Dataset records
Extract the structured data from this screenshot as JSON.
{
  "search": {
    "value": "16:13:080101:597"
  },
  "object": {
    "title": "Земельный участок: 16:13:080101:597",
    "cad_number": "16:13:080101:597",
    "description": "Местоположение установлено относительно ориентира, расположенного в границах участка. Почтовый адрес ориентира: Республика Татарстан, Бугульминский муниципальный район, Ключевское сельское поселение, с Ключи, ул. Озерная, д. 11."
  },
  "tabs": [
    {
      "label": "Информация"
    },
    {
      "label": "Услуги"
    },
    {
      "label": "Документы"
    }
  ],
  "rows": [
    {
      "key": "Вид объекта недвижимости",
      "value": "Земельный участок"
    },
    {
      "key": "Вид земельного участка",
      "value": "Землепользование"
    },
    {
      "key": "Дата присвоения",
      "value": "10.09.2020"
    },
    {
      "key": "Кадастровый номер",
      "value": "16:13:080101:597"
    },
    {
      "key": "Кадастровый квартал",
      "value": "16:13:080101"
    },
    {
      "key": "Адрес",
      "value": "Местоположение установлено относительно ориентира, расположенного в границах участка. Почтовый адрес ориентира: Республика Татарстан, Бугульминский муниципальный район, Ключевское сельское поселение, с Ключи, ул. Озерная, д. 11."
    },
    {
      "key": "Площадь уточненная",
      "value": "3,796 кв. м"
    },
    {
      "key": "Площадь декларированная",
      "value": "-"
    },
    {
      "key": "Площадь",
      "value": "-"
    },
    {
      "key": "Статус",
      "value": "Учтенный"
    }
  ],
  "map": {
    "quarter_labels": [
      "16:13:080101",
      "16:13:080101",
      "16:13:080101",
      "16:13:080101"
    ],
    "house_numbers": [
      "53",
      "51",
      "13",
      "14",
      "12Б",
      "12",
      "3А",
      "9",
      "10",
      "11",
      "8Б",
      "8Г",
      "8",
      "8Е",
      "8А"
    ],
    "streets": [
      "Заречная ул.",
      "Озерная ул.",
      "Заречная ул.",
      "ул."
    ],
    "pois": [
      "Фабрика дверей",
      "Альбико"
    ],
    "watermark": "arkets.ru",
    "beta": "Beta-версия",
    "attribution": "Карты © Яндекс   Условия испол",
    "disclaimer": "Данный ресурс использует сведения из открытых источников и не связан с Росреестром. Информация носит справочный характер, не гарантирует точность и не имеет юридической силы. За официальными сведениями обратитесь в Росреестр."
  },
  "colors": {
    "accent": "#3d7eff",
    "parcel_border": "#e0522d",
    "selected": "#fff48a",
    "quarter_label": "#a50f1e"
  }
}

**Task requirements:** From the listing above, return each line with the word "сельское".

**Final answer:**
    "description": "Местоположение установлено относительно ориентира, расположенного в границах участка. Почтовый адрес ориентира: Республика Татарстан, Бугульминский муниципальный район, Ключевское сельское поселение, с Ключи, ул. Озерная, д. 11."
      "value": "Местоположение установлено относительно ориентира, расположенного в границах участка. Почтовый адрес ориентира: Республика Татарстан, Бугульминский муниципальный район, Ключевское сельское поселение, с Ключи, ул. Озерная, д. 11."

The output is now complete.